• Material to process:
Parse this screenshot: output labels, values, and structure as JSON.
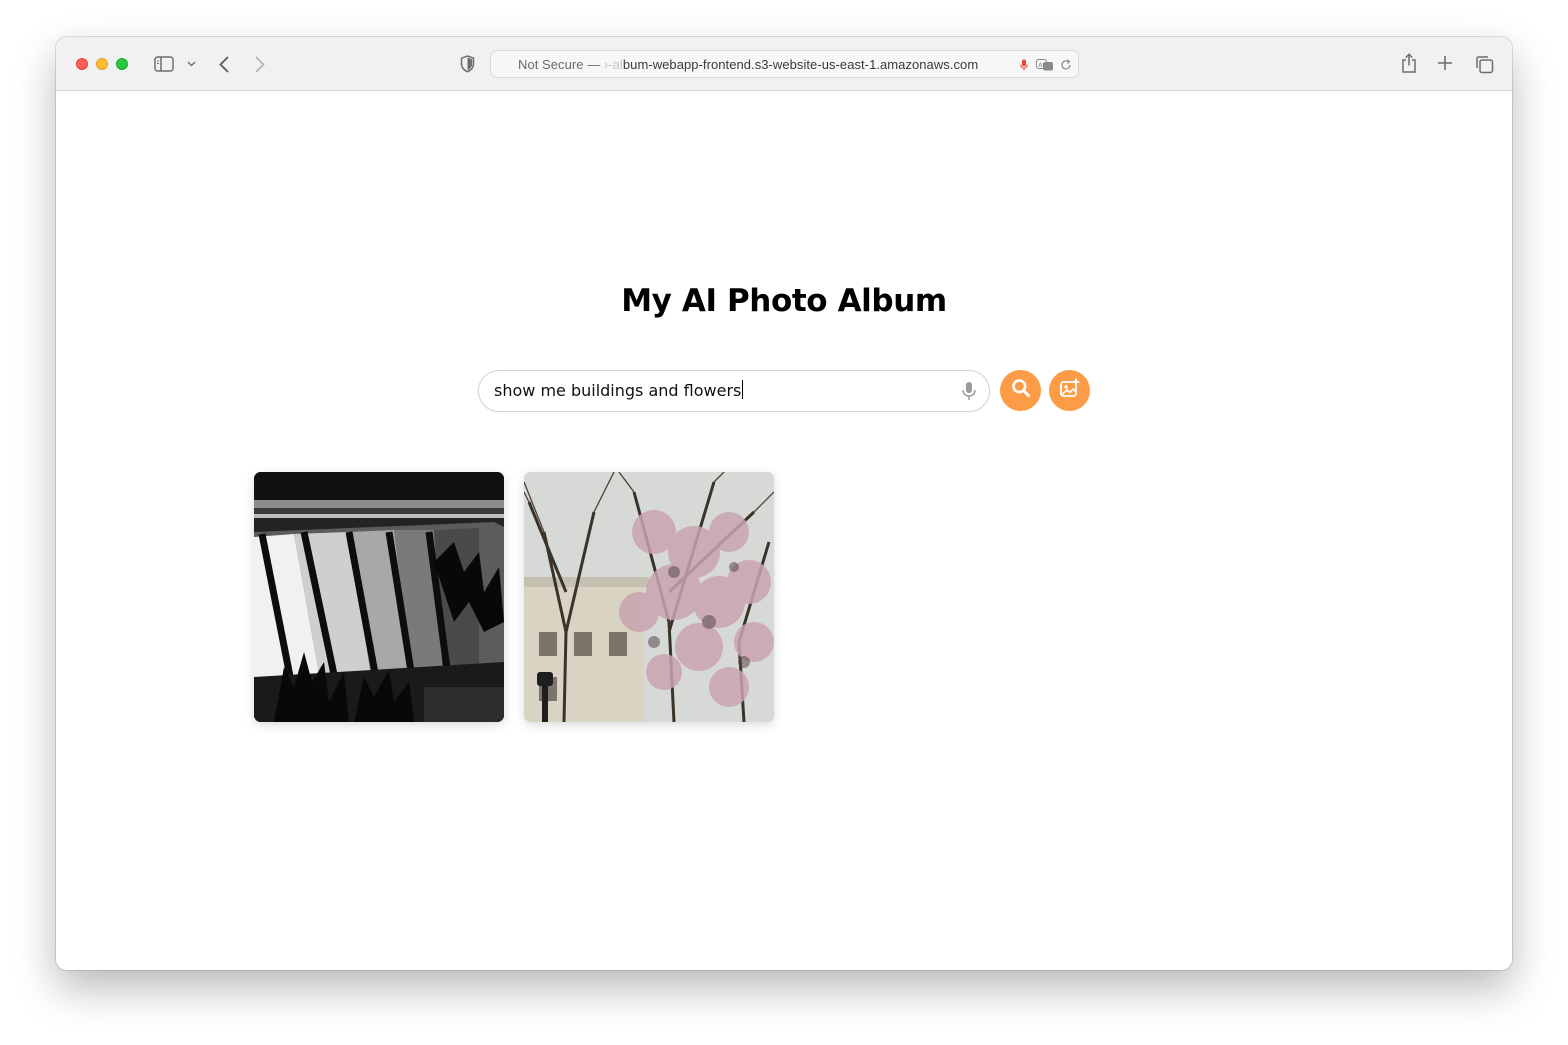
{
  "browser": {
    "url_prefix": "Not Secure —",
    "url_faded": " ›-al",
    "url_main": "bum-webapp-frontend.s3-website-us-east-1.amazonaws.com",
    "icons": [
      "sidebar-icon",
      "chevron-down-icon",
      "back-icon",
      "forward-icon",
      "shield-icon",
      "mic-icon",
      "translate-icon",
      "reload-icon",
      "share-icon",
      "plus-icon",
      "tabs-icon"
    ]
  },
  "page": {
    "title": "My AI Photo Album"
  },
  "search": {
    "value": "show me buildings and flowers",
    "mic_icon": "mic-icon",
    "search_button_icon": "search-icon",
    "upload_button_icon": "image-add-icon",
    "accent_color": "#fc9c47"
  },
  "results": {
    "items": [
      {
        "name": "black-and-white-building-windows-photo"
      },
      {
        "name": "flowering-tree-and-building-photo"
      }
    ]
  }
}
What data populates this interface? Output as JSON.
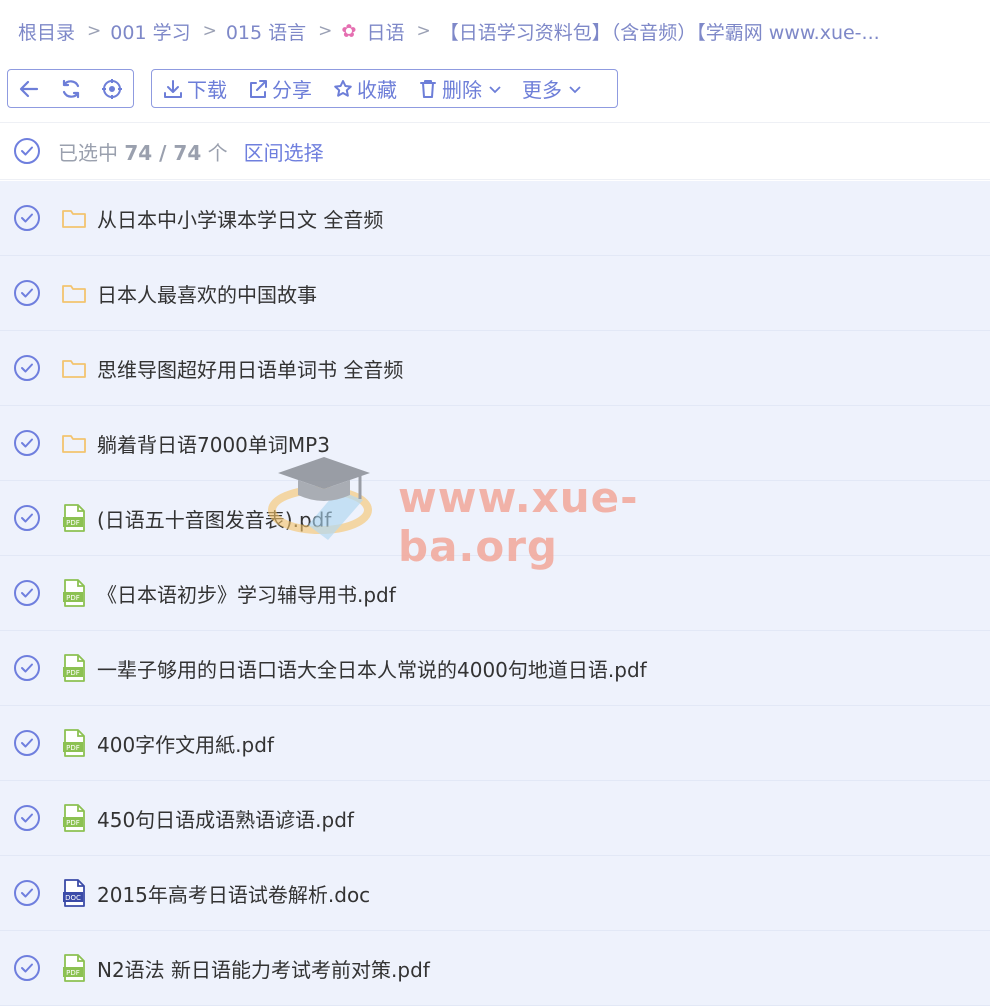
{
  "breadcrumb": {
    "items": [
      "根目录",
      "001 学习",
      "015 语言",
      "日语",
      "【日语学习资料包】（含音频）【学霸网 www.xue-..."
    ],
    "separator": ">"
  },
  "toolbar": {
    "download": "下载",
    "share": "分享",
    "favorite": "收藏",
    "delete": "删除",
    "more": "更多"
  },
  "selection": {
    "prefix": "已选中",
    "count": "74 / 74",
    "suffix": "个",
    "range_select": "区间选择"
  },
  "files": [
    {
      "name": "从日本中小学课本学日文 全音频",
      "type": "folder"
    },
    {
      "name": "日本人最喜欢的中国故事",
      "type": "folder"
    },
    {
      "name": "思维导图超好用日语单词书 全音频",
      "type": "folder"
    },
    {
      "name": "躺着背日语7000单词MP3",
      "type": "folder"
    },
    {
      "name": "(日语五十音图发音表).pdf",
      "type": "pdf"
    },
    {
      "name": "《日本语初步》学习辅导用书.pdf",
      "type": "pdf"
    },
    {
      "name": "一辈子够用的日语口语大全日本人常说的4000句地道日语.pdf",
      "type": "pdf"
    },
    {
      "name": "400字作文用紙.pdf",
      "type": "pdf"
    },
    {
      "name": "450句日语成语熟语谚语.pdf",
      "type": "pdf"
    },
    {
      "name": "2015年高考日语试卷解析.doc",
      "type": "doc"
    },
    {
      "name": "N2语法  新日语能力考试考前对策.pdf",
      "type": "pdf"
    }
  ],
  "icon_labels": {
    "pdf": "PDF",
    "doc": "DOC"
  },
  "watermark": {
    "text": "www.xue-ba.org"
  },
  "colors": {
    "accent": "#6f7fde",
    "folder": "#f3c46f",
    "pdf": "#8cc152",
    "doc": "#3b4ba8",
    "row_bg": "#eef2fc"
  }
}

• Short exercise: Repeat each line of the records above exactly, but do not copy the pictures.

• Answer to the problem:
Parse this screenshot: output labels, values, and structure as JSON.
{
  "browser": {
    "url_prefix": "Not Secure —",
    "url_faded": " ›-al",
    "url_main": "bum-webapp-frontend.s3-website-us-east-1.amazonaws.com",
    "icons": [
      "sidebar-icon",
      "chevron-down-icon",
      "back-icon",
      "forward-icon",
      "shield-icon",
      "mic-icon",
      "translate-icon",
      "reload-icon",
      "share-icon",
      "plus-icon",
      "tabs-icon"
    ]
  },
  "page": {
    "title": "My AI Photo Album"
  },
  "search": {
    "value": "show me buildings and flowers",
    "mic_icon": "mic-icon",
    "search_button_icon": "search-icon",
    "upload_button_icon": "image-add-icon",
    "accent_color": "#fc9c47"
  },
  "results": {
    "items": [
      {
        "name": "black-and-white-building-windows-photo"
      },
      {
        "name": "flowering-tree-and-building-photo"
      }
    ]
  }
}
What data populates this interface? Output as JSON.
{
  "breadcrumb": {
    "items": [
      "根目录",
      "001 学习",
      "015 语言",
      "日语",
      "【日语学习资料包】（含音频）【学霸网 www.xue-..."
    ],
    "separator": ">"
  },
  "toolbar": {
    "download": "下载",
    "share": "分享",
    "favorite": "收藏",
    "delete": "删除",
    "more": "更多"
  },
  "selection": {
    "prefix": "已选中",
    "count": "74 / 74",
    "suffix": "个",
    "range_select": "区间选择"
  },
  "files": [
    {
      "name": "从日本中小学课本学日文 全音频",
      "type": "folder"
    },
    {
      "name": "日本人最喜欢的中国故事",
      "type": "folder"
    },
    {
      "name": "思维导图超好用日语单词书 全音频",
      "type": "folder"
    },
    {
      "name": "躺着背日语7000单词MP3",
      "type": "folder"
    },
    {
      "name": "(日语五十音图发音表).pdf",
      "type": "pdf"
    },
    {
      "name": "《日本语初步》学习辅导用书.pdf",
      "type": "pdf"
    },
    {
      "name": "一辈子够用的日语口语大全日本人常说的4000句地道日语.pdf",
      "type": "pdf"
    },
    {
      "name": "400字作文用紙.pdf",
      "type": "pdf"
    },
    {
      "name": "450句日语成语熟语谚语.pdf",
      "type": "pdf"
    },
    {
      "name": "2015年高考日语试卷解析.doc",
      "type": "doc"
    },
    {
      "name": "N2语法  新日语能力考试考前对策.pdf",
      "type": "pdf"
    }
  ],
  "icon_labels": {
    "pdf": "PDF",
    "doc": "DOC"
  },
  "watermark": {
    "text": "www.xue-ba.org"
  },
  "colors": {
    "accent": "#6f7fde",
    "folder": "#f3c46f",
    "pdf": "#8cc152",
    "doc": "#3b4ba8",
    "row_bg": "#eef2fc"
  }
}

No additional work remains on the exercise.